=== Material for this task ===

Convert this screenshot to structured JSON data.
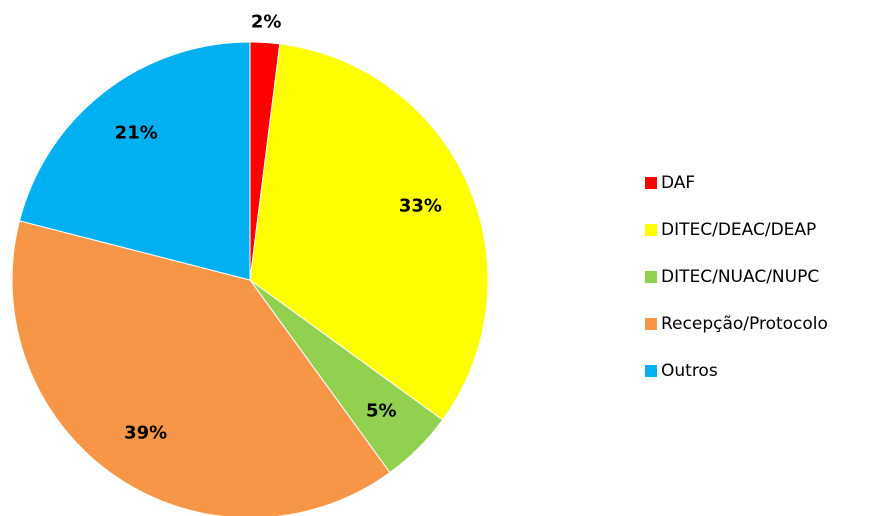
{
  "chart_data": {
    "type": "pie",
    "categories": [
      "DAF",
      "DITEC/DEAC/DEAP",
      "DITEC/NUAC/NUPC",
      "Recepção/Protocolo",
      "Outros"
    ],
    "values": [
      2,
      33,
      5,
      39,
      21
    ],
    "value_labels": [
      "2%",
      "33%",
      "5%",
      "39%",
      "21%"
    ],
    "colors": [
      "#ff0000",
      "#ffff00",
      "#92d050",
      "#f79646",
      "#00b0f0"
    ],
    "legend": "right"
  }
}
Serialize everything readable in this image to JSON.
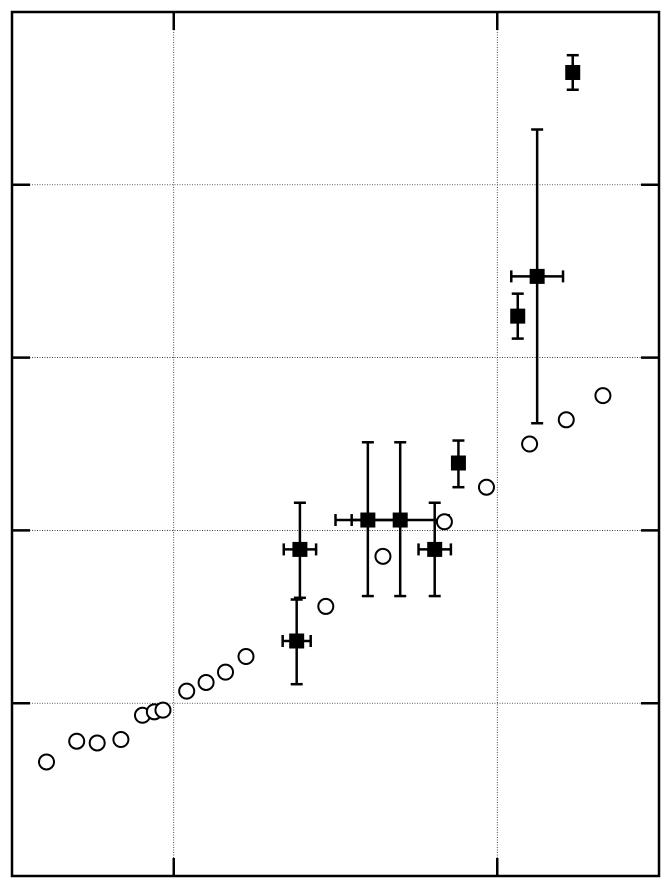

===

_To do_. Reproduce each entry precisely, dropping only the pictures.

_Finished answer_.
Convert this screenshot to structured JSON data.
{
  "chart_data": {
    "type": "pie",
    "categories": [
      "DAF",
      "DITEC/DEAC/DEAP",
      "DITEC/NUAC/NUPC",
      "Recepção/Protocolo",
      "Outros"
    ],
    "values": [
      2,
      33,
      5,
      39,
      21
    ],
    "value_labels": [
      "2%",
      "33%",
      "5%",
      "39%",
      "21%"
    ],
    "colors": [
      "#ff0000",
      "#ffff00",
      "#92d050",
      "#f79646",
      "#00b0f0"
    ],
    "legend": "right"
  }
}
Serialize everything readable in this image to JSON.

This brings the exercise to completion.